#### Data in this exercise ####
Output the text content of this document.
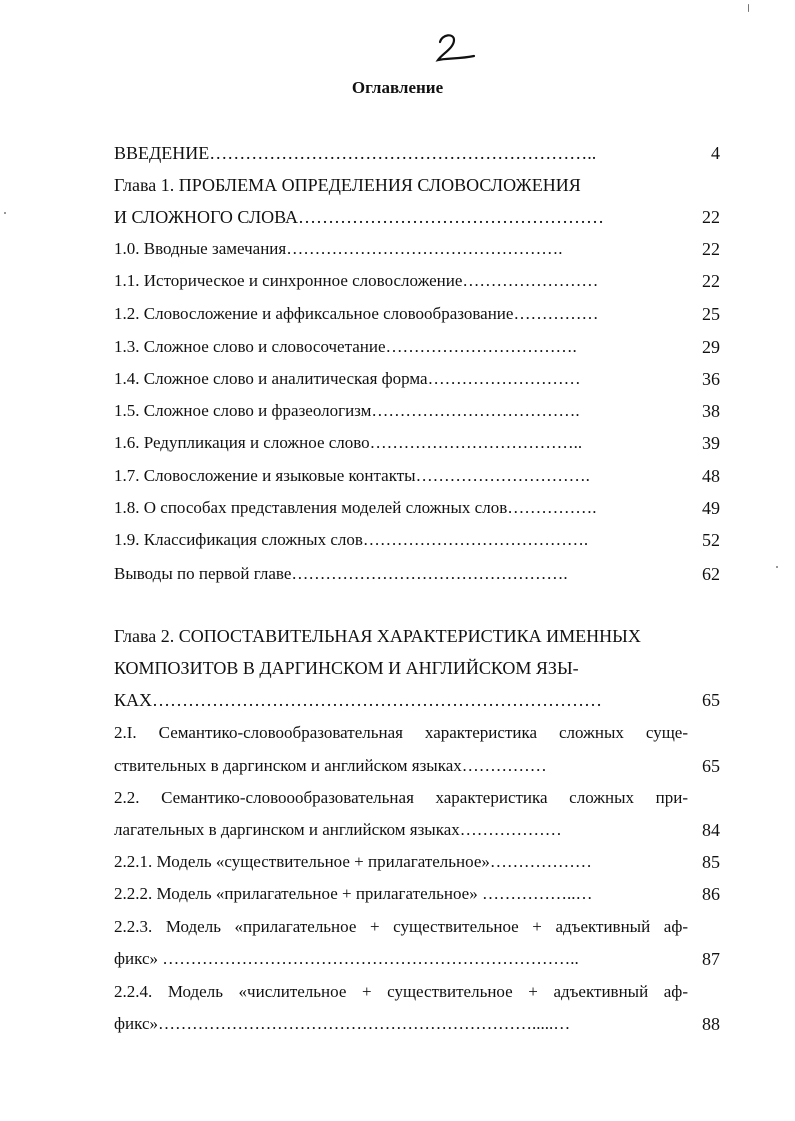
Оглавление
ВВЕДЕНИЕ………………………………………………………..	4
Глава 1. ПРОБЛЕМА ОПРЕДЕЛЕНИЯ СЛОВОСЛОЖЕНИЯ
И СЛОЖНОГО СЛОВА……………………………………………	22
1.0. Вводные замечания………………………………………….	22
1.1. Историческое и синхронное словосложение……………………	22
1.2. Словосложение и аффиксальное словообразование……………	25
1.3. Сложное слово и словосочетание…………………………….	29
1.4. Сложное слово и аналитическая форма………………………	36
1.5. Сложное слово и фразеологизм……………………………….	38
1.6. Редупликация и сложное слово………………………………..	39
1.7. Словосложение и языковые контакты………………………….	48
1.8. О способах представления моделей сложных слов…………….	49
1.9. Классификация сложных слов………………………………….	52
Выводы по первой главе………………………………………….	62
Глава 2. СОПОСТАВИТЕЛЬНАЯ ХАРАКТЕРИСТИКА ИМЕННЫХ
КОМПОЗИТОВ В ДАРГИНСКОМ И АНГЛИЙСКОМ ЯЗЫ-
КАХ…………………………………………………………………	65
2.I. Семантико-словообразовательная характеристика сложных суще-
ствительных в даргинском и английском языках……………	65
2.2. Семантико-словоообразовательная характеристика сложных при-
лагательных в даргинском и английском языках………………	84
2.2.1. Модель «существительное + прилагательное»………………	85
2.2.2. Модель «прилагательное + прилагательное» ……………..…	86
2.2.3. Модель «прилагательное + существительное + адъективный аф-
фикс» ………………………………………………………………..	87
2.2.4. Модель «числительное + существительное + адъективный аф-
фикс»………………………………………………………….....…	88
####
#### Data in this exercise ####
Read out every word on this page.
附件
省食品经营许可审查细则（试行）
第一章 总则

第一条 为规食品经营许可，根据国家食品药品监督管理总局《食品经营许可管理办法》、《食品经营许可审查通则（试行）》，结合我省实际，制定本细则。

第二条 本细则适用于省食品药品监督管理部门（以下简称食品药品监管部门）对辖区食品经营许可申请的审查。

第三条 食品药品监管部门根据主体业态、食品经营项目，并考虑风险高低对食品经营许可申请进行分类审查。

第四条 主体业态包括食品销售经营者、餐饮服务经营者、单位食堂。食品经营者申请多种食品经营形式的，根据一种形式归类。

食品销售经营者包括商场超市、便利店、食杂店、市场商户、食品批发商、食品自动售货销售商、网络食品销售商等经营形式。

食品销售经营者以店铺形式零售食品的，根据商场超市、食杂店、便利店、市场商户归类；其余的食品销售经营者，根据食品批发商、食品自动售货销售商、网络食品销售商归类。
####
#### Data in this exercise ####
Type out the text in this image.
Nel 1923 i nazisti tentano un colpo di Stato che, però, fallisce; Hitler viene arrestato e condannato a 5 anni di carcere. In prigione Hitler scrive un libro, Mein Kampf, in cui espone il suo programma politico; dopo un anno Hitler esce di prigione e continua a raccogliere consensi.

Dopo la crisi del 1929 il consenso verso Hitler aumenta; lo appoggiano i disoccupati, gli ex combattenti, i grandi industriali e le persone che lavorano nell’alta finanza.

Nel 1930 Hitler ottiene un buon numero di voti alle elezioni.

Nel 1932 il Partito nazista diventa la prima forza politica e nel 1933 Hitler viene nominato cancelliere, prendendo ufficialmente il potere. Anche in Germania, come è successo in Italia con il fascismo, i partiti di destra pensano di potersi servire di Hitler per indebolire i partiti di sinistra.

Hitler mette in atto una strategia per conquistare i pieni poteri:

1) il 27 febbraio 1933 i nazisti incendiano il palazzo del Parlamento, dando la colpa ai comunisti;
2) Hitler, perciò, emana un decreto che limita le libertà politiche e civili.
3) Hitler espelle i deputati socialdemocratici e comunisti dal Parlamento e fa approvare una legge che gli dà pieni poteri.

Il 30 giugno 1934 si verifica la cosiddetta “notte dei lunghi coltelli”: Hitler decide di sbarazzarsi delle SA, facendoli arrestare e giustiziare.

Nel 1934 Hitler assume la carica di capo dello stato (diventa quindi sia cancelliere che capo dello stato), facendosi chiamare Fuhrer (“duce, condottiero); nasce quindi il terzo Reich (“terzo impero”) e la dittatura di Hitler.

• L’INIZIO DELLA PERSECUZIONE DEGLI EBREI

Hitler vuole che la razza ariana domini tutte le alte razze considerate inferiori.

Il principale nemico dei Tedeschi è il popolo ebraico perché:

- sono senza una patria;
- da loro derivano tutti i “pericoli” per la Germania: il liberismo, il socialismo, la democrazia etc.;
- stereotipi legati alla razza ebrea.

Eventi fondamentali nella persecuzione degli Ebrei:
####
▶ **To be done**
Return all lines with the word "адъективный" in them.

▶ **Complete answer**
2.2.3. Модель «прилагательное + существительное + адъективный аф-
2.2.4. Модель «числительное + существительное + адъективный аф-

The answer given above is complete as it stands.